### WHAT THE TASK REQUIRES
Write out every entry exactly as it appears.

### INPUT ROWS
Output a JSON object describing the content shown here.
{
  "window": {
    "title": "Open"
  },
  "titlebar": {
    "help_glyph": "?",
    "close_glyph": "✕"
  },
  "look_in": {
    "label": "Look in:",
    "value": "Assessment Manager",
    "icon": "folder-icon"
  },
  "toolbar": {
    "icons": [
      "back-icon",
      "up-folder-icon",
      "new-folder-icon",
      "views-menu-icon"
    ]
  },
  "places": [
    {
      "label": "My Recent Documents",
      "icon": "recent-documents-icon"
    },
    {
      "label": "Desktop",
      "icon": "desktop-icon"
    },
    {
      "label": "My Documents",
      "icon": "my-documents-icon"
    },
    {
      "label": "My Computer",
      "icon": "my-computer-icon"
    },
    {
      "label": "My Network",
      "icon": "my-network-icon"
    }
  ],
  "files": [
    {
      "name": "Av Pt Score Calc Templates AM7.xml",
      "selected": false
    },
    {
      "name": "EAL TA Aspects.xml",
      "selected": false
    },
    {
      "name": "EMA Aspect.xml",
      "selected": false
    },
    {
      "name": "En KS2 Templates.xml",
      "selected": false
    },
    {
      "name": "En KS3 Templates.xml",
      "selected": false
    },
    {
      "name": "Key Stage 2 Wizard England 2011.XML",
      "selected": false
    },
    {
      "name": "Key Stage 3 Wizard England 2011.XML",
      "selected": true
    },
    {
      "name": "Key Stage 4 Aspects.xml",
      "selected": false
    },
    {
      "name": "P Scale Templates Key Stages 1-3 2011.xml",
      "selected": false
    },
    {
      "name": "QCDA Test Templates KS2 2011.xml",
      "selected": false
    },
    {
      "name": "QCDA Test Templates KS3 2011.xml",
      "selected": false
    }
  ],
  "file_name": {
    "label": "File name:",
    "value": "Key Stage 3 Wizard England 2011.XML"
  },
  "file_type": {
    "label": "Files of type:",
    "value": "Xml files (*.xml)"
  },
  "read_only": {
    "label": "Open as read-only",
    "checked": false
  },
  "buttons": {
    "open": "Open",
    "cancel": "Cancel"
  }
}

### ANSWER
Output a JSON object describing the content shown here.
{
  "window": {
    "title": "Open"
  },
  "titlebar": {
    "help_glyph": "?",
    "close_glyph": "✕"
  },
  "look_in": {
    "label": "Look in:",
    "value": "Assessment Manager",
    "icon": "folder-icon"
  },
  "toolbar": {
    "icons": [
      "back-icon",
      "up-folder-icon",
      "new-folder-icon",
      "views-menu-icon"
    ]
  },
  "places": [
    {
      "label": "My Recent Documents",
      "icon": "recent-documents-icon"
    },
    {
      "label": "Desktop",
      "icon": "desktop-icon"
    },
    {
      "label": "My Documents",
      "icon": "my-documents-icon"
    },
    {
      "label": "My Computer",
      "icon": "my-computer-icon"
    },
    {
      "label": "My Network",
      "icon": "my-network-icon"
    }
  ],
  "files": [
    {
      "name": "Av Pt Score Calc Templates AM7.xml",
      "selected": false
    },
    {
      "name": "EAL TA Aspects.xml",
      "selected": false
    },
    {
      "name": "EMA Aspect.xml",
      "selected": false
    },
    {
      "name": "En KS2 Templates.xml",
      "selected": false
    },
    {
      "name": "En KS3 Templates.xml",
      "selected": false
    },
    {
      "name": "Key Stage 2 Wizard England 2011.XML",
      "selected": false
    },
    {
      "name": "Key Stage 3 Wizard England 2011.XML",
      "selected": true
    },
    {
      "name": "Key Stage 4 Aspects.xml",
      "selected": false
    },
    {
      "name": "P Scale Templates Key Stages 1-3 2011.xml",
      "selected": false
    },
    {
      "name": "QCDA Test Templates KS2 2011.xml",
      "selected": false
    },
    {
      "name": "QCDA Test Templates KS3 2011.xml",
      "selected": false
    }
  ],
  "file_name": {
    "label": "File name:",
    "value": "Key Stage 3 Wizard England 2011.XML"
  },
  "file_type": {
    "label": "Files of type:",
    "value": "Xml files (*.xml)"
  },
  "read_only": {
    "label": "Open as read-only",
    "checked": false
  },
  "buttons": {
    "open": "Open",
    "cancel": "Cancel"
  }
}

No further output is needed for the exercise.